GIVEN PROBLEM: Replace "interactable" with "clickable" in the items from the first line through the line containing "insert-icon[interactable] [465, 380, 483, 396]", and return those lines with everything else unchanged.

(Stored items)
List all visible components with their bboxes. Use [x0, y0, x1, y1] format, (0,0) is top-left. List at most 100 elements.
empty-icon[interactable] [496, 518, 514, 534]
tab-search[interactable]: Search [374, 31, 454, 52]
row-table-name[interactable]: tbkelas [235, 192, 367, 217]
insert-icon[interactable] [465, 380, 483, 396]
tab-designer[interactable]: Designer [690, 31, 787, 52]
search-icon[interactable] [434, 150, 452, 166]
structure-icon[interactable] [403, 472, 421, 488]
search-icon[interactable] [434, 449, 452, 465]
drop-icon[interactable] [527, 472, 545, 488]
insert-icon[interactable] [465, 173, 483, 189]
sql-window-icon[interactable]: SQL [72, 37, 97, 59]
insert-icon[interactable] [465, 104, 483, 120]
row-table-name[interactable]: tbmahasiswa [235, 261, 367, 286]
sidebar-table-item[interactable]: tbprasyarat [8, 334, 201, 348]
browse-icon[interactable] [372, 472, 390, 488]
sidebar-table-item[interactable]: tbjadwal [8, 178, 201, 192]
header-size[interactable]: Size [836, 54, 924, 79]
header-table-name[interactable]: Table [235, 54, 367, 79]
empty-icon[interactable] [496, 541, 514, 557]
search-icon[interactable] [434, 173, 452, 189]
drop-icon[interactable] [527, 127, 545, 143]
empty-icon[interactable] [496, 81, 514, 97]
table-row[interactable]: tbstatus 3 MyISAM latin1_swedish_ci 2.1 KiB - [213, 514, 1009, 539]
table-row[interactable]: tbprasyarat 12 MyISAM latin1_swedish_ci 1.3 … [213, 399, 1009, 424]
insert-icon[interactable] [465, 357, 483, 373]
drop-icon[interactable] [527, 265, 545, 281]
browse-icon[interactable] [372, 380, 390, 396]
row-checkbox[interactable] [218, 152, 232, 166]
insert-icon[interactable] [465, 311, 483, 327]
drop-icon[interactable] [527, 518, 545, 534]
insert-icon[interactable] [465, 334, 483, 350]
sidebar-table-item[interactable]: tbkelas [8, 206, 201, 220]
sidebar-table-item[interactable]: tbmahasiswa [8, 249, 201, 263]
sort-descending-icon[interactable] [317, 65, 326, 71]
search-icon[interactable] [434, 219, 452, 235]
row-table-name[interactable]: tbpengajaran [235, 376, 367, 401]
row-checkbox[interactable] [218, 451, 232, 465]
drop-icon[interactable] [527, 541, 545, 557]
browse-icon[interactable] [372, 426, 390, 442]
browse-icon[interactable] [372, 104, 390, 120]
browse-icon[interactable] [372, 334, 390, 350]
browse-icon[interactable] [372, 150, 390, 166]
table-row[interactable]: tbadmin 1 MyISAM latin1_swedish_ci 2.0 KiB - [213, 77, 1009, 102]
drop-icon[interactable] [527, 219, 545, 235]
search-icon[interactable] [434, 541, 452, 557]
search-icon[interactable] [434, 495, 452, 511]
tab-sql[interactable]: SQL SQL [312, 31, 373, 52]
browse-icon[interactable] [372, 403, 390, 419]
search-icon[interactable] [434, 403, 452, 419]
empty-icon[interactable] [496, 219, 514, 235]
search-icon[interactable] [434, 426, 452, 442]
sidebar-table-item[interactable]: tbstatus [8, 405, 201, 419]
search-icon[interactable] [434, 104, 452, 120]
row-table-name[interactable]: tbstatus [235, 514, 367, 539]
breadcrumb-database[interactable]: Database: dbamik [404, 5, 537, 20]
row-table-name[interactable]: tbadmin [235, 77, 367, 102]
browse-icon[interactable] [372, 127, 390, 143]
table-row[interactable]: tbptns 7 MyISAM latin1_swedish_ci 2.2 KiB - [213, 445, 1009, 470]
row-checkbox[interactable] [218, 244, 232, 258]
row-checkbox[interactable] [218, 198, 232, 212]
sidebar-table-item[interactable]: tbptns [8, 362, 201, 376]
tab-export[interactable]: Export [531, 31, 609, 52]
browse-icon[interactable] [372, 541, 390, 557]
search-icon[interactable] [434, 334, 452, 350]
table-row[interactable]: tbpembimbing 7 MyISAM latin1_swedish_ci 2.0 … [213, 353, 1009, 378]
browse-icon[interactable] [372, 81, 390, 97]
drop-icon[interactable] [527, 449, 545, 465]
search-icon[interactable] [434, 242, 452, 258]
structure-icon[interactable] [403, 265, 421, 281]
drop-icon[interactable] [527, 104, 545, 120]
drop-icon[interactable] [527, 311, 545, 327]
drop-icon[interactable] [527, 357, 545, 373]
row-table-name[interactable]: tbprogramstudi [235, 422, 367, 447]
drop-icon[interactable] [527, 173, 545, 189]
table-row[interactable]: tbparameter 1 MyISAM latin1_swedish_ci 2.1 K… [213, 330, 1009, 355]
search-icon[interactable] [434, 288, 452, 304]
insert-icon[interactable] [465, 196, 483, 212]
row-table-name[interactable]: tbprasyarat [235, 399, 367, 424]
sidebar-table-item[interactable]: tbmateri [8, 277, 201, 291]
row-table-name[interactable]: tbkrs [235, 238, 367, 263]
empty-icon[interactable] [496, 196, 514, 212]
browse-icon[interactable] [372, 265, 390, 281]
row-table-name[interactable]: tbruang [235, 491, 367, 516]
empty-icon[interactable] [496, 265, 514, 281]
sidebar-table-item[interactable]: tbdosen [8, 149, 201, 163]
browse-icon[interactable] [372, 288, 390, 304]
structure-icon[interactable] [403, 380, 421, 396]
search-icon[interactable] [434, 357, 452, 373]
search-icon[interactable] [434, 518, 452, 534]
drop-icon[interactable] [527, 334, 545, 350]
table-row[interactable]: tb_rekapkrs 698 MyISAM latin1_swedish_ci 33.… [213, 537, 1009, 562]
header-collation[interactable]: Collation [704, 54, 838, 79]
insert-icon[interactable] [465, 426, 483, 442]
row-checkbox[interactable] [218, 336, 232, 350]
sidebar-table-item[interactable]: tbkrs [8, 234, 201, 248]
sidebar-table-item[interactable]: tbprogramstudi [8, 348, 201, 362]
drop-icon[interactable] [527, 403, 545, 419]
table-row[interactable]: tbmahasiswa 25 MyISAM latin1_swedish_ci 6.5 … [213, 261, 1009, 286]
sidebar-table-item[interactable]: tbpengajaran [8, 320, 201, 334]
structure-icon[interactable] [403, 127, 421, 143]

SOLUTION FOR THIS TASK:
List all visible components with their bboxes. Use [x0, y0, x1, y1] format, (0,0) is top-left. List at most 100 elements.
empty-icon[clickable] [496, 518, 514, 534]
tab-search[clickable]: Search [374, 31, 454, 52]
row-table-name[clickable]: tbkelas [235, 192, 367, 217]
insert-icon[clickable] [465, 380, 483, 396]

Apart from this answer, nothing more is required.